● **Exercise**: Every record that follows should be printed verbatim.

● **Data records**:
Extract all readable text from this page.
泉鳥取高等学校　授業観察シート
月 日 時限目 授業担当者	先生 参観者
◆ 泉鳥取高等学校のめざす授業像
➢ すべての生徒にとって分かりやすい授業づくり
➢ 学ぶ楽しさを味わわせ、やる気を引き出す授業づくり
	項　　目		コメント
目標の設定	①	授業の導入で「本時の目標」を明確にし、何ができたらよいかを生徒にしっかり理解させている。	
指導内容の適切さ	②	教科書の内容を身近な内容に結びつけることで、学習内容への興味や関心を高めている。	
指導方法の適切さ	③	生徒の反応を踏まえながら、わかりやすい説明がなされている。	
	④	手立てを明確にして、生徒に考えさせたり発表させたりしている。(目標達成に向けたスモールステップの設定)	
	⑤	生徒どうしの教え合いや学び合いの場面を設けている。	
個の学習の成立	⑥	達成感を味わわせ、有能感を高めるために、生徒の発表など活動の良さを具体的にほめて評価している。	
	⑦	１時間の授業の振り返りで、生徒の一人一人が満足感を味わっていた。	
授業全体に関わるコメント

● **Response to this exercise**:
Extract all readable text from this page.
泉鳥取高等学校　授業観察シート
月 日 時限目 授業担当者	先生 参観者
◆ 泉鳥取高等学校のめざす授業像
➢ すべての生徒にとって分かりやすい授業づくり
➢ 学ぶ楽しさを味わわせ、やる気を引き出す授業づくり
	項　　目		コメント
目標の設定	①	授業の導入で「本時の目標」を明確にし、何ができたらよいかを生徒にしっかり理解させている。	
指導内容の適切さ	②	教科書の内容を身近な内容に結びつけることで、学習内容への興味や関心を高めている。	
指導方法の適切さ	③	生徒の反応を踏まえながら、わかりやすい説明がなされている。	
	④	手立てを明確にして、生徒に考えさせたり発表させたりしている。(目標達成に向けたスモールステップの設定)	
	⑤	生徒どうしの教え合いや学び合いの場面を設けている。	
個の学習の成立	⑥	達成感を味わわせ、有能感を高めるために、生徒の発表など活動の良さを具体的にほめて評価している。	
	⑦	１時間の授業の振り返りで、生徒の一人一人が満足感を味わっていた。	
授業全体に関わるコメント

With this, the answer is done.